━━━━━ DATA TO USE
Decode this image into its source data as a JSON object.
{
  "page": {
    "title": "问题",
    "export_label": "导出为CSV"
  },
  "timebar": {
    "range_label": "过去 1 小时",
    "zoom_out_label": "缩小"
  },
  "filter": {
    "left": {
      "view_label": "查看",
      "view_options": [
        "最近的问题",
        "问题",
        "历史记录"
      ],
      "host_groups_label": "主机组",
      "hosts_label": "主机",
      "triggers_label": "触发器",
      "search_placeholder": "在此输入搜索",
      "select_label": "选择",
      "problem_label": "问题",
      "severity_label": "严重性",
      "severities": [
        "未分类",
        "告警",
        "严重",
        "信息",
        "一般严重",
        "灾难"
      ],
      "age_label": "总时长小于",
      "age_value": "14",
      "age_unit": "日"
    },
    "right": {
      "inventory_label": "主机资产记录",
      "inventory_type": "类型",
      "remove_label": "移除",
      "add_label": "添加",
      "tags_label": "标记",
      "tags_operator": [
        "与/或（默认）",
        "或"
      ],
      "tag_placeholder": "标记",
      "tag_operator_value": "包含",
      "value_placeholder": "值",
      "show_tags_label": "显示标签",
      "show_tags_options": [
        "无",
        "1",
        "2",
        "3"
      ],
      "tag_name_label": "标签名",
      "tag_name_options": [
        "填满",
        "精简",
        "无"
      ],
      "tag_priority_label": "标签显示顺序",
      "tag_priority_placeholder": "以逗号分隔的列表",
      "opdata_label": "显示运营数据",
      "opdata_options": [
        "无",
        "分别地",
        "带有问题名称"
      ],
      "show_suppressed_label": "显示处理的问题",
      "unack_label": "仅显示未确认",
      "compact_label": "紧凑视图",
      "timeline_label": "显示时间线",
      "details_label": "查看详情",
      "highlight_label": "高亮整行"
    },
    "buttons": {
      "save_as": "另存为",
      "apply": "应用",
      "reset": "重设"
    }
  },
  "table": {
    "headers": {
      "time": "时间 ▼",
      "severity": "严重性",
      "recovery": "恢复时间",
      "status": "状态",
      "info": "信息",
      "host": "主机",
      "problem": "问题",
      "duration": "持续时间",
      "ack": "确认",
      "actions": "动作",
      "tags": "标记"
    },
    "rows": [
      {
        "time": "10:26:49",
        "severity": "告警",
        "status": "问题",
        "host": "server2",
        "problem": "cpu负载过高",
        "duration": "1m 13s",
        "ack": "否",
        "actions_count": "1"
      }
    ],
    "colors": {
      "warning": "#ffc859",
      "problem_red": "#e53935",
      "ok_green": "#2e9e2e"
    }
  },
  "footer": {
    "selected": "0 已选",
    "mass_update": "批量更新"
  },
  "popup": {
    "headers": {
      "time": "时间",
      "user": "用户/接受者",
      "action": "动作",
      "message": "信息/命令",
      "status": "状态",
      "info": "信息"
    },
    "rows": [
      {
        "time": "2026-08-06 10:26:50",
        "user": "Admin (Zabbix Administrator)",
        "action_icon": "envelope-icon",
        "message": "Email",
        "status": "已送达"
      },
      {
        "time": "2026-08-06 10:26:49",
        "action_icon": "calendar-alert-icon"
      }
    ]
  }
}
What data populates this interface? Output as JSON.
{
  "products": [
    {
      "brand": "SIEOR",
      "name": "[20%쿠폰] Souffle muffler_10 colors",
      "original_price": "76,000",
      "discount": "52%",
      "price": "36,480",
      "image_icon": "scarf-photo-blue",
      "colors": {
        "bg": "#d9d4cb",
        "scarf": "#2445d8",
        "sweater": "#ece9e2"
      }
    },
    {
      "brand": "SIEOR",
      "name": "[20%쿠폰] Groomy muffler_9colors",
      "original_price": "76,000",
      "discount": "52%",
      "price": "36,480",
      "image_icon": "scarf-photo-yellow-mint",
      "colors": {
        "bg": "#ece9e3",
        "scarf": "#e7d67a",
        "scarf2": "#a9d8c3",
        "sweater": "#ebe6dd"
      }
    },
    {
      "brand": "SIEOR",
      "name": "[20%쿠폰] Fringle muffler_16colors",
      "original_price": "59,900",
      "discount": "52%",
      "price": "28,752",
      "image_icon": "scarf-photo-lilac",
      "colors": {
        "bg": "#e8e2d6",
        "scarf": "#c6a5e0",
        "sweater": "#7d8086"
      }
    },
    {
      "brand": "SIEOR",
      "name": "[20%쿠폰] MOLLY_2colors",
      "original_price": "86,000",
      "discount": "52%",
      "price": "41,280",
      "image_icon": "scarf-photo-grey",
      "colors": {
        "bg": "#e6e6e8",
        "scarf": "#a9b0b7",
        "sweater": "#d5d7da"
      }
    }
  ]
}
━━━━━━━━━━
Each line from the one containing "What data populates" to the end of the listing above should be copied exactly, and nothing else.

What data populates this interface? Output as JSON.
{
  "products": [
    {
      "brand": "SIEOR",
      "name": "[20%쿠폰] Souffle muffler_10 colors",
      "original_price": "76,000",
      "discount": "52%",
      "price": "36,480",
      "image_icon": "scarf-photo-blue",
      "colors": {
        "bg": "#d9d4cb",
        "scarf": "#2445d8",
        "sweater": "#ece9e2"
      }
    },
    {
      "brand": "SIEOR",
      "name": "[20%쿠폰] Groomy muffler_9colors",
      "original_price": "76,000",
      "discount": "52%",
      "price": "36,480",
      "image_icon": "scarf-photo-yellow-mint",
      "colors": {
        "bg": "#ece9e3",
        "scarf": "#e7d67a",
        "scarf2": "#a9d8c3",
        "sweater": "#ebe6dd"
      }
    },
    {
      "brand": "SIEOR",
      "name": "[20%쿠폰] Fringle muffler_16colors",
      "original_price": "59,900",
      "discount": "52%",
      "price": "28,752",
      "image_icon": "scarf-photo-lilac",
      "colors": {
        "bg": "#e8e2d6",
        "scarf": "#c6a5e0",
        "sweater": "#7d8086"
      }
    },
    {
      "brand": "SIEOR",
      "name": "[20%쿠폰] MOLLY_2colors",
      "original_price": "86,000",
      "discount": "52%",
      "price": "41,280",
      "image_icon": "scarf-photo-grey",
      "colors": {
        "bg": "#e6e6e8",
        "scarf": "#a9b0b7",
        "sweater": "#d5d7da"
      }
    }
  ]
}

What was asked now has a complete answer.